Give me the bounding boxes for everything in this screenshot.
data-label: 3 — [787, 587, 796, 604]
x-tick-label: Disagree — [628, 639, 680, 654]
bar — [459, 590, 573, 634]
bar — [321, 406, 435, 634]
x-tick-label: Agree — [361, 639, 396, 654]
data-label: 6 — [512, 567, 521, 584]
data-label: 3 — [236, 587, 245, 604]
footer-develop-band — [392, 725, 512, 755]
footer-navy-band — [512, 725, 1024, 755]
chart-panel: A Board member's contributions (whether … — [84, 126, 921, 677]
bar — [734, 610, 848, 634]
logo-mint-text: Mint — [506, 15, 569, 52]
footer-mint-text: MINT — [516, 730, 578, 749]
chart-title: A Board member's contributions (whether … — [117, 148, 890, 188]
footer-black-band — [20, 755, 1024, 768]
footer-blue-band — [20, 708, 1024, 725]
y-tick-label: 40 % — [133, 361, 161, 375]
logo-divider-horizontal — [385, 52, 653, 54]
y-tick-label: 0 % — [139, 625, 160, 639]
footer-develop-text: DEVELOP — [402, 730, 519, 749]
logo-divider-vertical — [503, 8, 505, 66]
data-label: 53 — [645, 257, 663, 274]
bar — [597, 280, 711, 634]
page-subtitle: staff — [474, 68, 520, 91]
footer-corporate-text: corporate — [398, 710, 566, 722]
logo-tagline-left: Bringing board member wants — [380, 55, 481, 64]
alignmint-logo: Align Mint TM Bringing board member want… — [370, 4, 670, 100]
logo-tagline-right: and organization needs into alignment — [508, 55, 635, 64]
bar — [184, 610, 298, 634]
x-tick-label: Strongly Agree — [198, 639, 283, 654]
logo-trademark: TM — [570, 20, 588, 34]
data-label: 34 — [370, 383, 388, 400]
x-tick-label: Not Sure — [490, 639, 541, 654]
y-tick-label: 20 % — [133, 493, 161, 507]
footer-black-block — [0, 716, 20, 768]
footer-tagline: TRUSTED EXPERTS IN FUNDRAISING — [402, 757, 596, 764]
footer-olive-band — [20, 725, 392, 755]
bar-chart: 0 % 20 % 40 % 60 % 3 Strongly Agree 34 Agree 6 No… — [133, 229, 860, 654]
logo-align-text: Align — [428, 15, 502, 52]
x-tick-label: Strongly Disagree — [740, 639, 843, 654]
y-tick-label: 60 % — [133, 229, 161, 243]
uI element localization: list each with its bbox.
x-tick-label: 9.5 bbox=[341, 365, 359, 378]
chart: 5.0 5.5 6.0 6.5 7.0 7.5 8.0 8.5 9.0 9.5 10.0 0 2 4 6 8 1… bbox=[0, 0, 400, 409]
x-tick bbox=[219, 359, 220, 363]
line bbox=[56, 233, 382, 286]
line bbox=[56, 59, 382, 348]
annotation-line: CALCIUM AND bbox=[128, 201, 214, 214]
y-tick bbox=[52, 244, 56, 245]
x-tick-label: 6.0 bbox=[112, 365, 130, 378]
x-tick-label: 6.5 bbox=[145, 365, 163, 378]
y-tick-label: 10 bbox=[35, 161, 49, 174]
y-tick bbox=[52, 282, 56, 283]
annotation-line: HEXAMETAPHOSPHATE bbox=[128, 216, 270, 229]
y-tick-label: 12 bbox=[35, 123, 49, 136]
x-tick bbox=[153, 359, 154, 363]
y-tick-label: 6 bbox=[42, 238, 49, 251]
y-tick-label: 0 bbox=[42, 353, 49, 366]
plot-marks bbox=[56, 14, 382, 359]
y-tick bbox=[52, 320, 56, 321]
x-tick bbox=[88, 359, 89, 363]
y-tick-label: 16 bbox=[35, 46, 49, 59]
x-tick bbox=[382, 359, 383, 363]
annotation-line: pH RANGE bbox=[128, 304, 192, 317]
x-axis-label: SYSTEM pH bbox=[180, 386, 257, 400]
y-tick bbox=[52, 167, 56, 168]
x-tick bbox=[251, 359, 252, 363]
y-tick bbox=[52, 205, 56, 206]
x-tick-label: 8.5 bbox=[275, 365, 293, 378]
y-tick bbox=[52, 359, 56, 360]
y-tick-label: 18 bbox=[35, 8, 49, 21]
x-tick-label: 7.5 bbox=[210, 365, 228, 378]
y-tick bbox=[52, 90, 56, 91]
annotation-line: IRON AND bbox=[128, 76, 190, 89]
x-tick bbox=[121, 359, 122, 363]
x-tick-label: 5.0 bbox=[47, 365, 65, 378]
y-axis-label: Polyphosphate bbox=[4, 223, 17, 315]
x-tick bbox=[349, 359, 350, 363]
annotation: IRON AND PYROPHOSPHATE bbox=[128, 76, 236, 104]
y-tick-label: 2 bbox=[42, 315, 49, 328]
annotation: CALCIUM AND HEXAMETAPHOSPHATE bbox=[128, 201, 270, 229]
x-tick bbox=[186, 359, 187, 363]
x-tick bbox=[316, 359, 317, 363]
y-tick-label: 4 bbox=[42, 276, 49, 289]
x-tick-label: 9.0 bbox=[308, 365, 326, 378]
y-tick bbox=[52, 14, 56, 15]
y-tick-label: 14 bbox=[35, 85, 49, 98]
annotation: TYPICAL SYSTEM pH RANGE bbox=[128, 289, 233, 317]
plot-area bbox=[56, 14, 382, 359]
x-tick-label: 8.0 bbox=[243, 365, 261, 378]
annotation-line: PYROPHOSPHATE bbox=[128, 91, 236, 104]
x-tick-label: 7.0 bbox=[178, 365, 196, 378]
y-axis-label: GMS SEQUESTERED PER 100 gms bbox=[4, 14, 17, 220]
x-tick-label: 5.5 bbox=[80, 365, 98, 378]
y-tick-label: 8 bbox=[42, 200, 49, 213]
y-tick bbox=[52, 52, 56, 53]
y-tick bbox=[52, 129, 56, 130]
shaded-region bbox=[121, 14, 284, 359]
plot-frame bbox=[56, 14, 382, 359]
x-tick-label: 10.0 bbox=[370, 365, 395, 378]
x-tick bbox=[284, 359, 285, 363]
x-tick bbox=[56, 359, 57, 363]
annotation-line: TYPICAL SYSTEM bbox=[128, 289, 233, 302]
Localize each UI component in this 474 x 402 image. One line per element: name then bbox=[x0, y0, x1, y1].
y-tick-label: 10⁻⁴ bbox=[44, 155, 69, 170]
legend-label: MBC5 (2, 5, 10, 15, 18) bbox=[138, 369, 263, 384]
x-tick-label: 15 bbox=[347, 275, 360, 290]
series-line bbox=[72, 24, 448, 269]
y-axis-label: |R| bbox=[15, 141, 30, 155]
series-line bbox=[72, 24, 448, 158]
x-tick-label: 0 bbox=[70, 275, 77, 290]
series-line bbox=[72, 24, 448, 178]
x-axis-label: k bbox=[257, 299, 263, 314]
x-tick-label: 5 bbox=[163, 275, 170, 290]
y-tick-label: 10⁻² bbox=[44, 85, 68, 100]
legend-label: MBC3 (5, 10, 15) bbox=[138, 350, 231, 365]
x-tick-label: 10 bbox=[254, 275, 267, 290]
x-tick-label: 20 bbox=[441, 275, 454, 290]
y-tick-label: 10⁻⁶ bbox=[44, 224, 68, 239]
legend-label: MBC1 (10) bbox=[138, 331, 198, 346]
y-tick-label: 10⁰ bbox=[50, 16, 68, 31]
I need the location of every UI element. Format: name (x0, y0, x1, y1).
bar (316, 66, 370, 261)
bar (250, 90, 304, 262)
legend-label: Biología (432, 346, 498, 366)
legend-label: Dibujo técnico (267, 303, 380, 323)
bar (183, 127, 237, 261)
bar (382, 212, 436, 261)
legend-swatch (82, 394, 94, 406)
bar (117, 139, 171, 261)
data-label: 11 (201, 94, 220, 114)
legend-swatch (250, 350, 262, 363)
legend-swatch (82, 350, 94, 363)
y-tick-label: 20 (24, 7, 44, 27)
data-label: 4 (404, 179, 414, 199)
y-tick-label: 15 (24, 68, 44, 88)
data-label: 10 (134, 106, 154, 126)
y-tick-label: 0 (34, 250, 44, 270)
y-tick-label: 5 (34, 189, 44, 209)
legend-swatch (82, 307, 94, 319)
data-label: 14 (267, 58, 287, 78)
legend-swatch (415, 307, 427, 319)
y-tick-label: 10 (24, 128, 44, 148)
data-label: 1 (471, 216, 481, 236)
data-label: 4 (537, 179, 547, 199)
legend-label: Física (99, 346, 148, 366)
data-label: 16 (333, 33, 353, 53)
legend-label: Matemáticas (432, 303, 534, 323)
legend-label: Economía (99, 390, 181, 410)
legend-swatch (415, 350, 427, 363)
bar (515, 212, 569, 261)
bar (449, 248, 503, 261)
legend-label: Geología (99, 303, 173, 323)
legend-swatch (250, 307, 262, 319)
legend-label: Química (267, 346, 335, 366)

################

▶ **Problem**: Rename "data-label" to "value-label" in the stretch of the material from its start through the line containing "logo-mint-text: Mint — [506, 15, 569, 52]", and write out only that stretch again with nothing else changed.

▶ **Output below**:
Give me the bounding boxes for everything in this screenshot.
value-label: 3 — [787, 587, 796, 604]
x-tick-label: Disagree — [628, 639, 680, 654]
bar — [459, 590, 573, 634]
bar — [321, 406, 435, 634]
x-tick-label: Agree — [361, 639, 396, 654]
value-label: 6 — [512, 567, 521, 584]
value-label: 3 — [236, 587, 245, 604]
footer-develop-band — [392, 725, 512, 755]
footer-navy-band — [512, 725, 1024, 755]
chart-panel: A Board member's contributions (whether … — [84, 126, 921, 677]
bar — [734, 610, 848, 634]
logo-mint-text: Mint — [506, 15, 569, 52]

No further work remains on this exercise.